# EXERCISE AIM
Reproduce all lines of the listing below in which the word "Expression" occurs.

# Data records
* * *
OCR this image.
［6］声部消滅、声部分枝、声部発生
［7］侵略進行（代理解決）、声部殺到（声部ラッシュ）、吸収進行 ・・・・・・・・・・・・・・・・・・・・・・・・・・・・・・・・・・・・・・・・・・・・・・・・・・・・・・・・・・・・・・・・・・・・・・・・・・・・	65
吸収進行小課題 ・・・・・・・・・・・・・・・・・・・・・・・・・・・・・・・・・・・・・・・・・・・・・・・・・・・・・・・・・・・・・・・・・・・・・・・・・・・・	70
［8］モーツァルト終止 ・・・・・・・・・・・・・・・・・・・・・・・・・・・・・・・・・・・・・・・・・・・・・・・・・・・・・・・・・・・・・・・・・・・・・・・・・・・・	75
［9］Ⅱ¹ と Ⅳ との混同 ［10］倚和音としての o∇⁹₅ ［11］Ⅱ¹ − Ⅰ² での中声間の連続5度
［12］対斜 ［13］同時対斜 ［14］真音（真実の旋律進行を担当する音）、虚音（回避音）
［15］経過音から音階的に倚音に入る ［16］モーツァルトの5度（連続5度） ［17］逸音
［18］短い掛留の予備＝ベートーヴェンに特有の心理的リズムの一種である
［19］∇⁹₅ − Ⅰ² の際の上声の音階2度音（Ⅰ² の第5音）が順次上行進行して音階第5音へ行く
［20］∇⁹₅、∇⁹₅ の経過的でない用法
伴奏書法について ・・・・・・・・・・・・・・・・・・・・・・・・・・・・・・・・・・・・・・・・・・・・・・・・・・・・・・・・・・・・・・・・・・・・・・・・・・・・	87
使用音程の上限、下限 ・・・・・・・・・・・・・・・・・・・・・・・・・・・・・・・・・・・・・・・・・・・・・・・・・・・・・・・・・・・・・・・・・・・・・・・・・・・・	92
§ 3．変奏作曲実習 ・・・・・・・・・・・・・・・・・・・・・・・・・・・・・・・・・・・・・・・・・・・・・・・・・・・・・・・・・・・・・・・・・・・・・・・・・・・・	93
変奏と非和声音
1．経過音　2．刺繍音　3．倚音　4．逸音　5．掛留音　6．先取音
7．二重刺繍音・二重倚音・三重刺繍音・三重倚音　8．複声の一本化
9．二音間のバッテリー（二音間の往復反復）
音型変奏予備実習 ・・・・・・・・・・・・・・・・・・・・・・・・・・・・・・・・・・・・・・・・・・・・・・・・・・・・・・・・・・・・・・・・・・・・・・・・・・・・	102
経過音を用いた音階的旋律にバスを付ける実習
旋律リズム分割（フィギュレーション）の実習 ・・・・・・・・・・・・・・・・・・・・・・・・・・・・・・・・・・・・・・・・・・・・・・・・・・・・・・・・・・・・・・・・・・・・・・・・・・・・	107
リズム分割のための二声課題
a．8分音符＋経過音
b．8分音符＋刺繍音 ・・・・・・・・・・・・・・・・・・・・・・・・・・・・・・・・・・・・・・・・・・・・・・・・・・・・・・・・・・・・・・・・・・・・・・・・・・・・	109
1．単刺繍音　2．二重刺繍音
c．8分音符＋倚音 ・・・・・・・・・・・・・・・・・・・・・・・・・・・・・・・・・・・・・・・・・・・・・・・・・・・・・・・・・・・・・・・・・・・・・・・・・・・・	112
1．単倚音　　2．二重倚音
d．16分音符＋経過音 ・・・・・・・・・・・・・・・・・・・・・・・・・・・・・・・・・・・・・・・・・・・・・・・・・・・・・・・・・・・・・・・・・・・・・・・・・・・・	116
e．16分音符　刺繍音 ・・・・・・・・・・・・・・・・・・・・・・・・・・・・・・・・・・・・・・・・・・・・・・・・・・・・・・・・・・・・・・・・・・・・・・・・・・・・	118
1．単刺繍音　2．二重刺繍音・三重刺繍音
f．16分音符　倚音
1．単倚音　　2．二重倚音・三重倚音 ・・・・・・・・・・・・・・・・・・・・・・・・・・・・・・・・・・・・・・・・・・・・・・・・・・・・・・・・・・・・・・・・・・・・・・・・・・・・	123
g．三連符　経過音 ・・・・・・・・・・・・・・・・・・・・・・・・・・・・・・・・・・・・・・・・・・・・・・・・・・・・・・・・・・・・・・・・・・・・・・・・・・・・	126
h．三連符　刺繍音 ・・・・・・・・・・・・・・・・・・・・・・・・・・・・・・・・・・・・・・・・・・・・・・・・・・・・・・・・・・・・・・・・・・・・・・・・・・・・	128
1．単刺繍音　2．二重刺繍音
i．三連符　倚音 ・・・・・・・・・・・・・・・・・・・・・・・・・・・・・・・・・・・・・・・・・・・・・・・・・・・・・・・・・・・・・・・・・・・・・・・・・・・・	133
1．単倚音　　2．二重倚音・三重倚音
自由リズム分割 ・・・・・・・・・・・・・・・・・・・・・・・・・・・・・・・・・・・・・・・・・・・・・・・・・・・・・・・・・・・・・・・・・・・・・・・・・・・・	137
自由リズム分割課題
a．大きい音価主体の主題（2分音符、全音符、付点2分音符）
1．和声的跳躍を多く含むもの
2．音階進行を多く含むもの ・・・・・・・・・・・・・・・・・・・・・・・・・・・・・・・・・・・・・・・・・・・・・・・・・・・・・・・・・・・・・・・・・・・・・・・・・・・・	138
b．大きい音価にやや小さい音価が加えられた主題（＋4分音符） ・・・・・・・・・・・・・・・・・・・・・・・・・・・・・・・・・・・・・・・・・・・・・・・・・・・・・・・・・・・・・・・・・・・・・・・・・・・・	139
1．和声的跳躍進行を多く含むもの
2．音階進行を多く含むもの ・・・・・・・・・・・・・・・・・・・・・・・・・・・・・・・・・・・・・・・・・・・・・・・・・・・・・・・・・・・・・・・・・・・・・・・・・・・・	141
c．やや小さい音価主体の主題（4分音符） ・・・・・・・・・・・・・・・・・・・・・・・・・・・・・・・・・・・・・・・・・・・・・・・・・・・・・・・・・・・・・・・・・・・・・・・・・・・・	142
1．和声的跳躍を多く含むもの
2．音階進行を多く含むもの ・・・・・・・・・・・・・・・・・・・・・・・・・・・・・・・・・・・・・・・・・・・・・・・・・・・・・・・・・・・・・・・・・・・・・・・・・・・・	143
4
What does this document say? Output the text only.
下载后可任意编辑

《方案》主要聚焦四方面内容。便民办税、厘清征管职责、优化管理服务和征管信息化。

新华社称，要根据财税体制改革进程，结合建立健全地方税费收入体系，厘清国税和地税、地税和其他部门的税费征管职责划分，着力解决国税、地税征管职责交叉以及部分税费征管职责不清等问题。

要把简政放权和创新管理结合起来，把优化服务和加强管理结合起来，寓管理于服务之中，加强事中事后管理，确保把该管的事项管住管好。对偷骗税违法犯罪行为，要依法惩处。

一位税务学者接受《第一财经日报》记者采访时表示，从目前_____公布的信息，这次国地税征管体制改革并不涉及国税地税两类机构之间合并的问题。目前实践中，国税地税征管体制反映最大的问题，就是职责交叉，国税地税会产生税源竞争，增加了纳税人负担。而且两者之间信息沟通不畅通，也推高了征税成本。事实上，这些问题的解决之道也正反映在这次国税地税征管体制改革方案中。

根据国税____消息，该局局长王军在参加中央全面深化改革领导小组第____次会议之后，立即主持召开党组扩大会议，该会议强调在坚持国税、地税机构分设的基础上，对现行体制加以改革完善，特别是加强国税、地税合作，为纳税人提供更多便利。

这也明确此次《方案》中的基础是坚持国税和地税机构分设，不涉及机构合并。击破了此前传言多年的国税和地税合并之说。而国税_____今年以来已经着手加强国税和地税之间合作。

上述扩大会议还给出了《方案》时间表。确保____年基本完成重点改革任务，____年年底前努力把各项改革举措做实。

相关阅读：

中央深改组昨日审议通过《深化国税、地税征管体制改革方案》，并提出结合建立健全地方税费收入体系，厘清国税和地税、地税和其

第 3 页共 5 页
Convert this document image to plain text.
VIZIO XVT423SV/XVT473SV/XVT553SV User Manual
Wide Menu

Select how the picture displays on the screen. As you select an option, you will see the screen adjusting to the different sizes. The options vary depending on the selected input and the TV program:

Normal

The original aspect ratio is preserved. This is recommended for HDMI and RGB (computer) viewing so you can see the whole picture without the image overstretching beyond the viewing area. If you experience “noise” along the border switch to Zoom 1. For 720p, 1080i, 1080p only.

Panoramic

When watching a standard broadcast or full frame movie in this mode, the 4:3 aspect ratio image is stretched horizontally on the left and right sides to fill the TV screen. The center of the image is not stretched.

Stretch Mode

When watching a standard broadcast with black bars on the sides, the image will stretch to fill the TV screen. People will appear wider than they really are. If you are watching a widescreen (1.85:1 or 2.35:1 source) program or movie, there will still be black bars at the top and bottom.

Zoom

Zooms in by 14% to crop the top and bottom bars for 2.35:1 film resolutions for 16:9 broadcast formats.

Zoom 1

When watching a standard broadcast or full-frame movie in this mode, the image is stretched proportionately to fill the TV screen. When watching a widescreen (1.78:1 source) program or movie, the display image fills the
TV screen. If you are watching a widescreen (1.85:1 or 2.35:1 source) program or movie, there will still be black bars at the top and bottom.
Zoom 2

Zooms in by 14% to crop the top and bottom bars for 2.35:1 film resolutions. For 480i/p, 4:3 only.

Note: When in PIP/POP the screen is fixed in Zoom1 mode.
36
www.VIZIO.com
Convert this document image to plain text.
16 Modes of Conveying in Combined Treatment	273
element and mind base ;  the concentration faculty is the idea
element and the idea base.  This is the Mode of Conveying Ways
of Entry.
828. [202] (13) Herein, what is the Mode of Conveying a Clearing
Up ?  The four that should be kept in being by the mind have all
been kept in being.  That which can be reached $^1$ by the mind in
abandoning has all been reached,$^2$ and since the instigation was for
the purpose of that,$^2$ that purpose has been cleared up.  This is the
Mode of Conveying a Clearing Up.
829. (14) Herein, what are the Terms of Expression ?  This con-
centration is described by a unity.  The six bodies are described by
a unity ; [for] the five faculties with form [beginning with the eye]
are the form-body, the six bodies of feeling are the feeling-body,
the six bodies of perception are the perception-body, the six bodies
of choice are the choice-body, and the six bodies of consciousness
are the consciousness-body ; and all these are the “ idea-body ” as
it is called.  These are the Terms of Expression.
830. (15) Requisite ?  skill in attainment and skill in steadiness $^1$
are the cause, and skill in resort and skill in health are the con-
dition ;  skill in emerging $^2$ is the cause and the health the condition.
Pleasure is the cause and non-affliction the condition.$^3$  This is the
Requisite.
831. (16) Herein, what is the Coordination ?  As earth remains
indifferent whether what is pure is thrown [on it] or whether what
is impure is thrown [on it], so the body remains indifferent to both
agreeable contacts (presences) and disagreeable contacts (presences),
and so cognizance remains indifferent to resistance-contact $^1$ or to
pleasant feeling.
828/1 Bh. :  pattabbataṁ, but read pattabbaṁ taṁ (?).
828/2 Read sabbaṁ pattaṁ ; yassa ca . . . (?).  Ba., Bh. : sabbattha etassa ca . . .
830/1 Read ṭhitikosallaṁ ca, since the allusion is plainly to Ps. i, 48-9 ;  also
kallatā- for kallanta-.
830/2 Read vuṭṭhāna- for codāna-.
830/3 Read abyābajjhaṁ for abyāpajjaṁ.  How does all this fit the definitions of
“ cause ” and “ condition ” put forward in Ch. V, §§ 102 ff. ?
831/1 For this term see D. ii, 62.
* * *
# EXERCISE RESPONSE
829. (14) Herein, what are the Terms of Expression ?  This con-
it is called.  These are the Terms of Expression.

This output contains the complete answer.